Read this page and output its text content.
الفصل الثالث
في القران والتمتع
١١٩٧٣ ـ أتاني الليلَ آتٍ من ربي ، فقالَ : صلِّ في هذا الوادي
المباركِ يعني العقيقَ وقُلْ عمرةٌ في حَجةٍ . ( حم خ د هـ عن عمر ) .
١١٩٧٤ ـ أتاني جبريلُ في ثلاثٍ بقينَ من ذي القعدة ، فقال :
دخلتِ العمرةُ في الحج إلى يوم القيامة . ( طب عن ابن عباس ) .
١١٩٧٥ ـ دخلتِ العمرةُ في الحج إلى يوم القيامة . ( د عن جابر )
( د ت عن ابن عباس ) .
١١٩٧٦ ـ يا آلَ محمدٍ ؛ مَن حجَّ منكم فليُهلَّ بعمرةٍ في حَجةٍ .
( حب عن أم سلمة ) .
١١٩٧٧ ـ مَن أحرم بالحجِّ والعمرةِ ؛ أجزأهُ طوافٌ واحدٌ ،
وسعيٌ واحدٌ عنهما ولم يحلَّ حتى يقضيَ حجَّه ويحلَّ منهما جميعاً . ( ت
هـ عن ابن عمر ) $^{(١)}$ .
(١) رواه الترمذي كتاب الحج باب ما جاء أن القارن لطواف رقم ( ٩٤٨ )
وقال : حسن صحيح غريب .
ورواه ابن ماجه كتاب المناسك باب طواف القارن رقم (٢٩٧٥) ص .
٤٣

---

## [What you will do]
Give the material above again, word for word.

## [Full solution]
Read this page and output its text content.
الفصل الثالث
في القران والتمتع
١١٩٧٣ ـ أتاني الليلَ آتٍ من ربي ، فقالَ : صلِّ في هذا الوادي
المباركِ يعني العقيقَ وقُلْ عمرةٌ في حَجةٍ . ( حم خ د هـ عن عمر ) .
١١٩٧٤ ـ أتاني جبريلُ في ثلاثٍ بقينَ من ذي القعدة ، فقال :
دخلتِ العمرةُ في الحج إلى يوم القيامة . ( طب عن ابن عباس ) .
١١٩٧٥ ـ دخلتِ العمرةُ في الحج إلى يوم القيامة . ( د عن جابر )
( د ت عن ابن عباس ) .
١١٩٧٦ ـ يا آلَ محمدٍ ؛ مَن حجَّ منكم فليُهلَّ بعمرةٍ في حَجةٍ .
( حب عن أم سلمة ) .
١١٩٧٧ ـ مَن أحرم بالحجِّ والعمرةِ ؛ أجزأهُ طوافٌ واحدٌ ،
وسعيٌ واحدٌ عنهما ولم يحلَّ حتى يقضيَ حجَّه ويحلَّ منهما جميعاً . ( ت
هـ عن ابن عمر ) $^{(١)}$ .
(١) رواه الترمذي كتاب الحج باب ما جاء أن القارن لطواف رقم ( ٩٤٨ )
وقال : حسن صحيح غريب .
ورواه ابن ماجه كتاب المناسك باب طواف القارن رقم (٢٩٧٥) ص .
٤٣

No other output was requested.